(Excerpted data)
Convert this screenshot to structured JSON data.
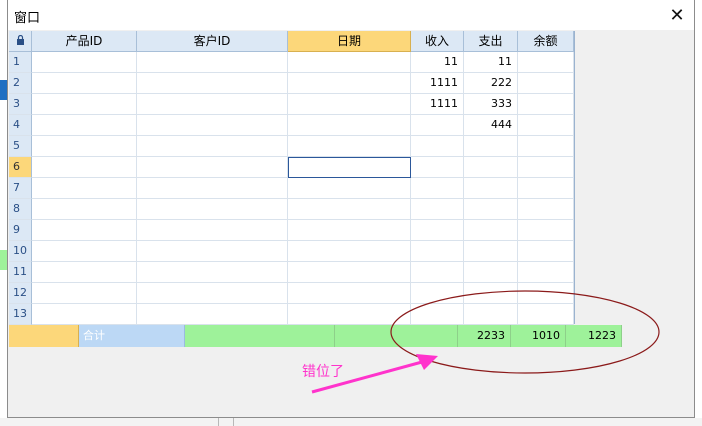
{
  "window": {
    "title": "窗口",
    "close_glyph": "✕"
  },
  "grid": {
    "corner_icon": "lock-icon",
    "columns": [
      "产品ID",
      "客户ID",
      "日期",
      "收入",
      "支出",
      "余额"
    ],
    "selected_column": "日期",
    "selected_row": "6",
    "rows": [
      {
        "n": "1",
        "income": "11",
        "expense": "11"
      },
      {
        "n": "2",
        "income": "1111",
        "expense": "222"
      },
      {
        "n": "3",
        "income": "1111",
        "expense": "333"
      },
      {
        "n": "4",
        "income": "",
        "expense": "444"
      },
      {
        "n": "5",
        "income": "",
        "expense": ""
      },
      {
        "n": "6",
        "income": "",
        "expense": ""
      },
      {
        "n": "7",
        "income": "",
        "expense": ""
      },
      {
        "n": "8",
        "income": "",
        "expense": ""
      },
      {
        "n": "9",
        "income": "",
        "expense": ""
      },
      {
        "n": "10",
        "income": "",
        "expense": ""
      },
      {
        "n": "11",
        "income": "",
        "expense": ""
      },
      {
        "n": "12",
        "income": "",
        "expense": ""
      },
      {
        "n": "13",
        "income": "",
        "expense": ""
      }
    ]
  },
  "footer": {
    "label": "合计",
    "income_total": "2233",
    "expense_total": "1010",
    "balance_total": "1223"
  },
  "annotation": {
    "text": "错位了",
    "color": "#ff33cc",
    "ellipse_color": "#8b1a1a"
  },
  "colors": {
    "header_bg": "#dce8f5",
    "selected_header": "#fcd77a",
    "footer_green": "#9ef29a",
    "footer_blue": "#bcd8f5"
  }
}
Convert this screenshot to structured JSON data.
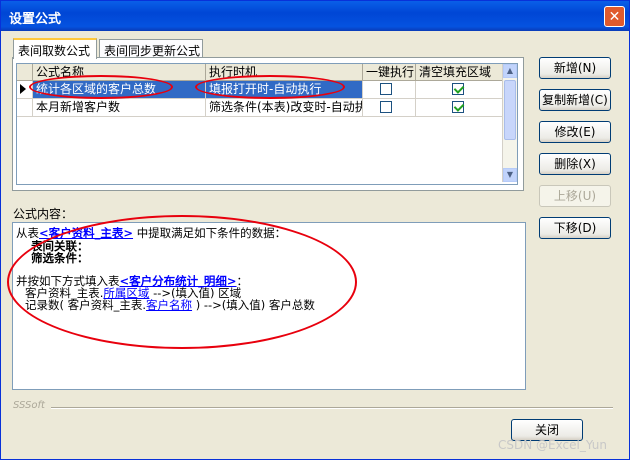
{
  "window": {
    "title": "设置公式",
    "close_glyph": "✕"
  },
  "tabs": [
    {
      "label": "表间取数公式",
      "active": true
    },
    {
      "label": "表间同步更新公式",
      "active": false
    }
  ],
  "grid": {
    "columns": [
      "公式名称",
      "执行时机",
      "一键执行",
      "清空填充区域"
    ],
    "rows": [
      {
        "name": "统计各区域的客户总数",
        "timing": "填报打开时-自动执行",
        "one_click": false,
        "clear_fill": true,
        "selected": true
      },
      {
        "name": "本月新增客户数",
        "timing": "筛选条件(本表)改变时-自动执",
        "one_click": false,
        "clear_fill": true,
        "selected": false
      }
    ]
  },
  "buttons": {
    "add": "新增(N)",
    "copy_add": "复制新增(C)",
    "edit": "修改(E)",
    "delete": "删除(X)",
    "move_up": "上移(U)",
    "move_down": "下移(D)",
    "close": "关闭"
  },
  "formula": {
    "label": "公式内容：",
    "line1_prefix": "从表",
    "line1_table": "<客户资料_主表>",
    "line1_suffix": "中提取满足如下条件的数据：",
    "line2": "表间关联：",
    "line3": "筛选条件：",
    "line5_prefix": "并按如下方式填入表",
    "line5_table": "<客户分布统计_明细>",
    "line5_suffix": "：",
    "line6_src": "客户资料_主表.",
    "line6_field": "所属区域",
    "line6_arrow": "-->(填入值) 区域",
    "line7_prefix": "记录数( 客户资料_主表.",
    "line7_field": "客户名称",
    "line7_suffix": ") -->(填入值) 客户总数"
  },
  "footer": {
    "brand": "SSSoft",
    "watermark": "CSDN @Excel_Yun"
  },
  "colors": {
    "titlebar": "#0054E3",
    "selection": "#316AC5",
    "annotation": "#E8000D",
    "link": "#0000FF"
  }
}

(Your goal) For the entries shown above, give the number of lines that include the word "label", without any other text.

(Finished exercise) 4